[Structured figure records]
※
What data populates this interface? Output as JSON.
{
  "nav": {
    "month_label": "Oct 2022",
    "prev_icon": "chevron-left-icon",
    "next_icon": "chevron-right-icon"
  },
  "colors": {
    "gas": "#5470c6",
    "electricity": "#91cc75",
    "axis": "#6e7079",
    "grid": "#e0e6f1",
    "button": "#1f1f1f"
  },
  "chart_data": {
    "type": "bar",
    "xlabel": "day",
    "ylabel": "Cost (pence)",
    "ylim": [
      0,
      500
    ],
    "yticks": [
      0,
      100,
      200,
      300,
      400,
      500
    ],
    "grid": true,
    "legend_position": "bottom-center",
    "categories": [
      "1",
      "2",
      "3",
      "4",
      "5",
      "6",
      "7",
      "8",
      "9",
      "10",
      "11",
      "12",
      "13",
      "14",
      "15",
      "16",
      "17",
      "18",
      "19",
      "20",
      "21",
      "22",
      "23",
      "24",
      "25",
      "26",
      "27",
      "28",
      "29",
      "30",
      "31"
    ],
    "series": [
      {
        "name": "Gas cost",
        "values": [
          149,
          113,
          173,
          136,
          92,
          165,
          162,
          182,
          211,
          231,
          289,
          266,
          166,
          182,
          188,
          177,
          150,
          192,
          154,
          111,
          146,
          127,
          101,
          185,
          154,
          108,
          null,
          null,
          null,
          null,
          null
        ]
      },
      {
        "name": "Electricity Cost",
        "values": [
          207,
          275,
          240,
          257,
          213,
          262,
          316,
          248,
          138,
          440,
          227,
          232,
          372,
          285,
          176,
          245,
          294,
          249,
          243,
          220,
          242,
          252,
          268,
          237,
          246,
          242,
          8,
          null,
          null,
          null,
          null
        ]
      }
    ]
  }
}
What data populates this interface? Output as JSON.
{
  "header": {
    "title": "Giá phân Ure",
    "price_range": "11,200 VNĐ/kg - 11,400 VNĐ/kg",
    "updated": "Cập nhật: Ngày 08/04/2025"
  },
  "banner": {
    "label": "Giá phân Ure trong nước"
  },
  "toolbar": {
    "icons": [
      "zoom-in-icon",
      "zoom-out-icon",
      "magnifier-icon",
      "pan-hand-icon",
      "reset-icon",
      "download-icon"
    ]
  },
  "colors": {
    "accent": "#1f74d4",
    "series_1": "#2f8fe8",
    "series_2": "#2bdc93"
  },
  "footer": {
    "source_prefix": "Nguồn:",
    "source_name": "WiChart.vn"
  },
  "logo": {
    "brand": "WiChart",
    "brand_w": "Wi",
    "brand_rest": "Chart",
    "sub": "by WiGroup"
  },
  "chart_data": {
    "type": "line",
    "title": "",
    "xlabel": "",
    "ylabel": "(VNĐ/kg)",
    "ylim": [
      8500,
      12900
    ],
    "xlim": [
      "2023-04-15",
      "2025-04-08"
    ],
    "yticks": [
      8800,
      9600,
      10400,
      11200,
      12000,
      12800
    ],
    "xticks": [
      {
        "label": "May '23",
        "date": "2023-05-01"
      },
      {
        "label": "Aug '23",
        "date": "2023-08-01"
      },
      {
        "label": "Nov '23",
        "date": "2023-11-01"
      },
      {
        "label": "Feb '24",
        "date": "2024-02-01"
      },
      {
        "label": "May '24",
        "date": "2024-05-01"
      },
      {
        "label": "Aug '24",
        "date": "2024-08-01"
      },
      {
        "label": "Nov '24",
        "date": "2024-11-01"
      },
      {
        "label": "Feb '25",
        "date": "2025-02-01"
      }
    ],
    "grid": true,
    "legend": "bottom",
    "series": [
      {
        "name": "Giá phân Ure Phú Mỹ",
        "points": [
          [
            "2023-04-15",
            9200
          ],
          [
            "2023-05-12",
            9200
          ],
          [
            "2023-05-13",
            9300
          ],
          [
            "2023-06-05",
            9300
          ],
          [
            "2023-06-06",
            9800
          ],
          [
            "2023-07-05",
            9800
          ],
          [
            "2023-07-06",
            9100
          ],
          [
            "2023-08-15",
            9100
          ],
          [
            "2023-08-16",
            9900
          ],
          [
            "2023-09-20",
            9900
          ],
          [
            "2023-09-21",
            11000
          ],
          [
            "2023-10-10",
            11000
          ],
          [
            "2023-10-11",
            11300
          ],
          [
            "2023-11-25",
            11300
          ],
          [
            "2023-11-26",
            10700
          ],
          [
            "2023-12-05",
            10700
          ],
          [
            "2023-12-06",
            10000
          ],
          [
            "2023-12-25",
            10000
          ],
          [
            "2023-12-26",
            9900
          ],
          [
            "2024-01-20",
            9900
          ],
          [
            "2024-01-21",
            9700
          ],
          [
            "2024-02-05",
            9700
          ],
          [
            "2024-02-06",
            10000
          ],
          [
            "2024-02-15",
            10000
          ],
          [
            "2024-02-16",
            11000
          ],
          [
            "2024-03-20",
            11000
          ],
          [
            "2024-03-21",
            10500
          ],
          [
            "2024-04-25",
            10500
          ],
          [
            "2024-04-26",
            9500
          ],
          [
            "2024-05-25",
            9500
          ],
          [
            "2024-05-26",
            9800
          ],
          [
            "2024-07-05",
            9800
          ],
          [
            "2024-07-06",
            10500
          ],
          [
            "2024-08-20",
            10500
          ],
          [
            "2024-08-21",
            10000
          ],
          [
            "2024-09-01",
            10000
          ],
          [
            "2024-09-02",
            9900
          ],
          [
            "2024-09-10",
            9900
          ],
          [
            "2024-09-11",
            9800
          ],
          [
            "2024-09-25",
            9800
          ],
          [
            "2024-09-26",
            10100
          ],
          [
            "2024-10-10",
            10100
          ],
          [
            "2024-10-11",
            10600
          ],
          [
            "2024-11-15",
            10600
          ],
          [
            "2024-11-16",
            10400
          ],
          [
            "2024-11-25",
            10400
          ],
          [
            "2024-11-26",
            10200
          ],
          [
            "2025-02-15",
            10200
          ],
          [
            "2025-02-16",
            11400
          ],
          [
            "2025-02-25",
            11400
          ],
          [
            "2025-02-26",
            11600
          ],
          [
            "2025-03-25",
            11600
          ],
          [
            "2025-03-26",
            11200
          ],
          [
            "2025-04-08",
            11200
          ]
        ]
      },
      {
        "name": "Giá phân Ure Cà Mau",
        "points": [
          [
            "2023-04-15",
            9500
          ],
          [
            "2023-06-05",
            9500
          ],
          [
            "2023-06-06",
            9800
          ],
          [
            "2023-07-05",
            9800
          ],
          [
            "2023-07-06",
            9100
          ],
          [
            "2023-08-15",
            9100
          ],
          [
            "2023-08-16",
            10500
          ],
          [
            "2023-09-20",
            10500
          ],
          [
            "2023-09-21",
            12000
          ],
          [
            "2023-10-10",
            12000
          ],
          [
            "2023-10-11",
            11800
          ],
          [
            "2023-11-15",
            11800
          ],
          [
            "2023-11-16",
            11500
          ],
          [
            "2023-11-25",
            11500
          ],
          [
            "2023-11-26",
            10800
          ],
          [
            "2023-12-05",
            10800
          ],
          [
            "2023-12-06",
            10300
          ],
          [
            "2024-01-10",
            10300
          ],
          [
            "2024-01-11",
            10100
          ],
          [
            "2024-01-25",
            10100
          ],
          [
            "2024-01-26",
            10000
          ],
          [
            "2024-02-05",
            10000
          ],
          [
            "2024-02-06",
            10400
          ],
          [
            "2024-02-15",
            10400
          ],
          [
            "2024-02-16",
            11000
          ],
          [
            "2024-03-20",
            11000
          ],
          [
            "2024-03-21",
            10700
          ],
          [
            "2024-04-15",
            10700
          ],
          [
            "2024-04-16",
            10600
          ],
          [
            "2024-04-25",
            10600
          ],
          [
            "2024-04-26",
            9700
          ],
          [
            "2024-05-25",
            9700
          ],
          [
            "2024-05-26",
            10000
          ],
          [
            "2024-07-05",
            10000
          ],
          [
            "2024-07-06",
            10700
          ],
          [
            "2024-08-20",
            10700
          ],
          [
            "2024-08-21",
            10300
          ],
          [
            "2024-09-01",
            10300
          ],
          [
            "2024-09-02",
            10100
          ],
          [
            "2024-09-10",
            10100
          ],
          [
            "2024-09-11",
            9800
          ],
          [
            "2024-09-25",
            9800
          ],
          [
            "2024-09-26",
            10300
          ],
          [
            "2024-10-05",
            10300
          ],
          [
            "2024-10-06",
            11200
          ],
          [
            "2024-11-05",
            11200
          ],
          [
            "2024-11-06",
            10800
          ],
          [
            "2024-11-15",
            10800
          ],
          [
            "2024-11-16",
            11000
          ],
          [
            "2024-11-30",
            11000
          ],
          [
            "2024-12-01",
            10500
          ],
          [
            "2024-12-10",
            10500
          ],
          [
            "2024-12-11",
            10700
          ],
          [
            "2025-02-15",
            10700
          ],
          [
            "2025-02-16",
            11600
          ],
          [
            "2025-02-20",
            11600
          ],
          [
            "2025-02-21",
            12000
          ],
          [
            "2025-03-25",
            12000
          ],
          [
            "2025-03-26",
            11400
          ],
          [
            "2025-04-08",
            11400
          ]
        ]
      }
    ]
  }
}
※
Exercise directions: In the records above, find the lines containing "chevron" and copy them.

Complete response:
    "prev_icon": "chevron-left-icon",
    "next_icon": "chevron-right-icon"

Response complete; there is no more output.